[Material for this task start]

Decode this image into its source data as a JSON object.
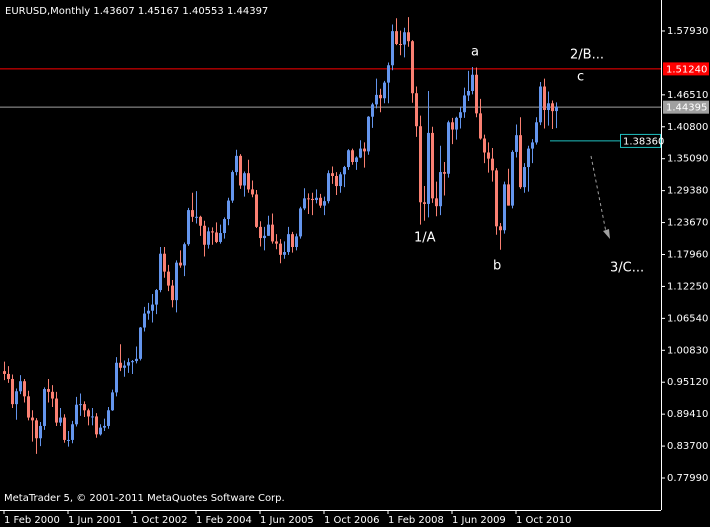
{
  "chart_data": {
    "type": "candlestick",
    "title": "EURUSD,Monthly  1.43607 1.45167 1.40553 1.44397",
    "footer": "MetaTrader 5, © 2001-2011 MetaQuotes Software Corp.",
    "bull_color": "#6495ed",
    "bear_color": "#fa8072",
    "ylim": [
      0.7227,
      1.6347
    ],
    "yticks": [
      {
        "value": 1.5793,
        "label": "1.57930"
      },
      {
        "value": 1.4651,
        "label": "1.46510"
      },
      {
        "value": 1.408,
        "label": "1.40800"
      },
      {
        "value": 1.3509,
        "label": "1.35090"
      },
      {
        "value": 1.2938,
        "label": "1.29380"
      },
      {
        "value": 1.2367,
        "label": "1.23670"
      },
      {
        "value": 1.1796,
        "label": "1.17960"
      },
      {
        "value": 1.1225,
        "label": "1.12250"
      },
      {
        "value": 1.0654,
        "label": "1.06540"
      },
      {
        "value": 1.0083,
        "label": "1.00830"
      },
      {
        "value": 0.9512,
        "label": "0.95120"
      },
      {
        "value": 0.8941,
        "label": "0.89410"
      },
      {
        "value": 0.837,
        "label": "0.83700"
      },
      {
        "value": 0.7799,
        "label": "0.77990"
      }
    ],
    "hlines": [
      {
        "value": 1.5124,
        "label": "1.51240",
        "color": "#ff0000"
      },
      {
        "value": 1.44395,
        "label": "1.44395",
        "color": "#a0a0a0"
      }
    ],
    "level": {
      "value": 1.3836,
      "label": "1.38360",
      "color": "#20c0c0"
    },
    "annotations": [
      {
        "text": "a",
        "color": "#ff2020"
      },
      {
        "text": "2/B...",
        "color": "#20c020"
      },
      {
        "text": "c",
        "color": "#ff2020"
      },
      {
        "text": "1/A",
        "color": "#20c020"
      },
      {
        "text": "b",
        "color": "#ff2020"
      },
      {
        "text": "3/C...",
        "color": "#20c020"
      }
    ],
    "categories": [
      "1 Feb 2000",
      null,
      null,
      null,
      null,
      null,
      null,
      null,
      null,
      null,
      null,
      null,
      null,
      null,
      null,
      null,
      "1 Jun 2001",
      null,
      null,
      null,
      null,
      null,
      null,
      null,
      null,
      null,
      null,
      null,
      null,
      null,
      null,
      null,
      "1 Oct 2002",
      null,
      null,
      null,
      null,
      null,
      null,
      null,
      null,
      null,
      null,
      null,
      null,
      null,
      null,
      null,
      "1 Feb 2004",
      null,
      null,
      null,
      null,
      null,
      null,
      null,
      null,
      null,
      null,
      null,
      null,
      null,
      null,
      null,
      "1 Jun 2005",
      null,
      null,
      null,
      null,
      null,
      null,
      null,
      null,
      null,
      null,
      null,
      null,
      null,
      null,
      null,
      "1 Oct 2006",
      null,
      null,
      null,
      null,
      null,
      null,
      null,
      null,
      null,
      null,
      null,
      null,
      null,
      null,
      null,
      "1 Feb 2008",
      null,
      null,
      null,
      null,
      null,
      null,
      null,
      null,
      null,
      null,
      null,
      null,
      null,
      null,
      null,
      "1 Jun 2009",
      null,
      null,
      null,
      null,
      null,
      null,
      null,
      null,
      null,
      null,
      null,
      null,
      null,
      null,
      null,
      "1 Oct 2010",
      null,
      null,
      null,
      null,
      null,
      null,
      null,
      null,
      null,
      null
    ],
    "ohlc": [
      [
        0.971,
        0.988,
        0.955,
        0.966
      ],
      [
        0.966,
        0.98,
        0.95,
        0.957
      ],
      [
        0.957,
        0.965,
        0.905,
        0.912
      ],
      [
        0.912,
        0.94,
        0.884,
        0.935
      ],
      [
        0.935,
        0.964,
        0.93,
        0.953
      ],
      [
        0.953,
        0.957,
        0.915,
        0.926
      ],
      [
        0.926,
        0.936,
        0.883,
        0.888
      ],
      [
        0.888,
        0.901,
        0.845,
        0.883
      ],
      [
        0.883,
        0.887,
        0.823,
        0.851
      ],
      [
        0.851,
        0.88,
        0.837,
        0.873
      ],
      [
        0.873,
        0.942,
        0.866,
        0.939
      ],
      [
        0.939,
        0.957,
        0.915,
        0.934
      ],
      [
        0.934,
        0.946,
        0.907,
        0.922
      ],
      [
        0.922,
        0.934,
        0.873,
        0.879
      ],
      [
        0.879,
        0.905,
        0.873,
        0.888
      ],
      [
        0.888,
        0.894,
        0.843,
        0.848
      ],
      [
        0.848,
        0.864,
        0.836,
        0.848
      ],
      [
        0.848,
        0.882,
        0.842,
        0.876
      ],
      [
        0.876,
        0.925,
        0.872,
        0.911
      ],
      [
        0.911,
        0.931,
        0.891,
        0.912
      ],
      [
        0.912,
        0.917,
        0.889,
        0.901
      ],
      [
        0.901,
        0.904,
        0.874,
        0.89
      ],
      [
        0.89,
        0.905,
        0.874,
        0.89
      ],
      [
        0.89,
        0.896,
        0.852,
        0.858
      ],
      [
        0.858,
        0.876,
        0.856,
        0.87
      ],
      [
        0.87,
        0.886,
        0.864,
        0.873
      ],
      [
        0.873,
        0.907,
        0.868,
        0.901
      ],
      [
        0.901,
        0.938,
        0.9,
        0.933
      ],
      [
        0.933,
        0.996,
        0.926,
        0.986
      ],
      [
        0.986,
        1.019,
        0.971,
        0.977
      ],
      [
        0.977,
        0.99,
        0.961,
        0.981
      ],
      [
        0.981,
        0.994,
        0.968,
        0.987
      ],
      [
        0.987,
        0.991,
        0.966,
        0.989
      ],
      [
        0.989,
        1.015,
        0.985,
        0.993
      ],
      [
        0.993,
        1.05,
        0.99,
        1.049
      ],
      [
        1.049,
        1.086,
        1.042,
        1.074
      ],
      [
        1.074,
        1.093,
        1.063,
        1.079
      ],
      [
        1.079,
        1.109,
        1.058,
        1.09
      ],
      [
        1.09,
        1.118,
        1.073,
        1.116
      ],
      [
        1.116,
        1.193,
        1.112,
        1.181
      ],
      [
        1.181,
        1.193,
        1.138,
        1.149
      ],
      [
        1.149,
        1.161,
        1.114,
        1.124
      ],
      [
        1.124,
        1.134,
        1.085,
        1.098
      ],
      [
        1.098,
        1.169,
        1.076,
        1.165
      ],
      [
        1.165,
        1.187,
        1.156,
        1.16
      ],
      [
        1.16,
        1.201,
        1.141,
        1.198
      ],
      [
        1.198,
        1.263,
        1.195,
        1.259
      ],
      [
        1.259,
        1.29,
        1.238,
        1.247
      ],
      [
        1.247,
        1.293,
        1.235,
        1.247
      ],
      [
        1.247,
        1.249,
        1.213,
        1.231
      ],
      [
        1.231,
        1.24,
        1.176,
        1.197
      ],
      [
        1.197,
        1.228,
        1.19,
        1.221
      ],
      [
        1.221,
        1.228,
        1.197,
        1.219
      ],
      [
        1.219,
        1.237,
        1.2,
        1.202
      ],
      [
        1.202,
        1.233,
        1.199,
        1.218
      ],
      [
        1.218,
        1.246,
        1.208,
        1.243
      ],
      [
        1.243,
        1.281,
        1.232,
        1.276
      ],
      [
        1.276,
        1.33,
        1.272,
        1.327
      ],
      [
        1.327,
        1.367,
        1.321,
        1.356
      ],
      [
        1.356,
        1.359,
        1.297,
        1.303
      ],
      [
        1.303,
        1.328,
        1.283,
        1.325
      ],
      [
        1.325,
        1.349,
        1.29,
        1.296
      ],
      [
        1.296,
        1.312,
        1.282,
        1.287
      ],
      [
        1.287,
        1.295,
        1.227,
        1.229
      ],
      [
        1.229,
        1.239,
        1.194,
        1.209
      ],
      [
        1.209,
        1.229,
        1.187,
        1.213
      ],
      [
        1.213,
        1.249,
        1.213,
        1.233
      ],
      [
        1.233,
        1.253,
        1.199,
        1.203
      ],
      [
        1.203,
        1.216,
        1.189,
        1.199
      ],
      [
        1.199,
        1.207,
        1.164,
        1.179
      ],
      [
        1.179,
        1.203,
        1.172,
        1.184
      ],
      [
        1.184,
        1.229,
        1.179,
        1.216
      ],
      [
        1.216,
        1.22,
        1.183,
        1.193
      ],
      [
        1.193,
        1.217,
        1.187,
        1.212
      ],
      [
        1.212,
        1.265,
        1.208,
        1.262
      ],
      [
        1.262,
        1.298,
        1.259,
        1.28
      ],
      [
        1.28,
        1.289,
        1.252,
        1.279
      ],
      [
        1.279,
        1.29,
        1.25,
        1.277
      ],
      [
        1.277,
        1.296,
        1.271,
        1.281
      ],
      [
        1.281,
        1.288,
        1.263,
        1.267
      ],
      [
        1.267,
        1.283,
        1.25,
        1.275
      ],
      [
        1.275,
        1.33,
        1.271,
        1.325
      ],
      [
        1.325,
        1.337,
        1.306,
        1.32
      ],
      [
        1.32,
        1.327,
        1.286,
        1.302
      ],
      [
        1.302,
        1.327,
        1.29,
        1.323
      ],
      [
        1.323,
        1.338,
        1.3,
        1.336
      ],
      [
        1.336,
        1.368,
        1.331,
        1.366
      ],
      [
        1.366,
        1.369,
        1.34,
        1.345
      ],
      [
        1.345,
        1.355,
        1.331,
        1.353
      ],
      [
        1.353,
        1.384,
        1.352,
        1.369
      ],
      [
        1.369,
        1.38,
        1.335,
        1.364
      ],
      [
        1.364,
        1.427,
        1.358,
        1.426
      ],
      [
        1.426,
        1.451,
        1.406,
        1.448
      ],
      [
        1.448,
        1.494,
        1.441,
        1.465
      ],
      [
        1.465,
        1.476,
        1.434,
        1.459
      ],
      [
        1.459,
        1.49,
        1.45,
        1.487
      ],
      [
        1.487,
        1.523,
        1.45,
        1.518
      ],
      [
        1.518,
        1.591,
        1.509,
        1.579
      ],
      [
        1.579,
        1.602,
        1.554,
        1.556
      ],
      [
        1.556,
        1.58,
        1.536,
        1.555
      ],
      [
        1.555,
        1.585,
        1.532,
        1.577
      ],
      [
        1.577,
        1.604,
        1.551,
        1.561
      ],
      [
        1.561,
        1.563,
        1.451,
        1.468
      ],
      [
        1.468,
        1.48,
        1.39,
        1.409
      ],
      [
        1.409,
        1.428,
        1.233,
        1.273
      ],
      [
        1.273,
        1.302,
        1.24,
        1.27
      ],
      [
        1.27,
        1.472,
        1.246,
        1.397
      ],
      [
        1.397,
        1.408,
        1.272,
        1.28
      ],
      [
        1.28,
        1.31,
        1.248,
        1.266
      ],
      [
        1.266,
        1.374,
        1.25,
        1.327
      ],
      [
        1.327,
        1.345,
        1.285,
        1.324
      ],
      [
        1.324,
        1.419,
        1.317,
        1.416
      ],
      [
        1.416,
        1.424,
        1.377,
        1.403
      ],
      [
        1.403,
        1.426,
        1.385,
        1.424
      ],
      [
        1.424,
        1.444,
        1.405,
        1.434
      ],
      [
        1.434,
        1.478,
        1.424,
        1.464
      ],
      [
        1.464,
        1.508,
        1.454,
        1.472
      ],
      [
        1.472,
        1.515,
        1.466,
        1.501
      ],
      [
        1.501,
        1.514,
        1.425,
        1.432
      ],
      [
        1.432,
        1.458,
        1.385,
        1.387
      ],
      [
        1.387,
        1.394,
        1.343,
        1.362
      ],
      [
        1.362,
        1.38,
        1.326,
        1.351
      ],
      [
        1.351,
        1.37,
        1.31,
        1.33
      ],
      [
        1.33,
        1.334,
        1.215,
        1.23
      ],
      [
        1.23,
        1.236,
        1.188,
        1.223
      ],
      [
        1.223,
        1.31,
        1.217,
        1.305
      ],
      [
        1.305,
        1.333,
        1.267,
        1.267
      ],
      [
        1.267,
        1.366,
        1.262,
        1.363
      ],
      [
        1.363,
        1.412,
        1.353,
        1.393
      ],
      [
        1.393,
        1.425,
        1.297,
        1.3
      ],
      [
        1.3,
        1.343,
        1.29,
        1.336
      ],
      [
        1.336,
        1.374,
        1.292,
        1.369
      ],
      [
        1.369,
        1.386,
        1.343,
        1.38
      ],
      [
        1.38,
        1.425,
        1.376,
        1.416
      ],
      [
        1.416,
        1.488,
        1.411,
        1.48
      ],
      [
        1.48,
        1.494,
        1.405,
        1.438
      ],
      [
        1.438,
        1.471,
        1.41,
        1.45
      ],
      [
        1.45,
        1.455,
        1.404,
        1.436
      ],
      [
        1.43607,
        1.45167,
        1.40553,
        1.44397
      ]
    ]
  }
}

[Material for this task end]

__Set task__: Find how many lines in the listing contain the word "text" and give that count alone.

__Exercise response__: 6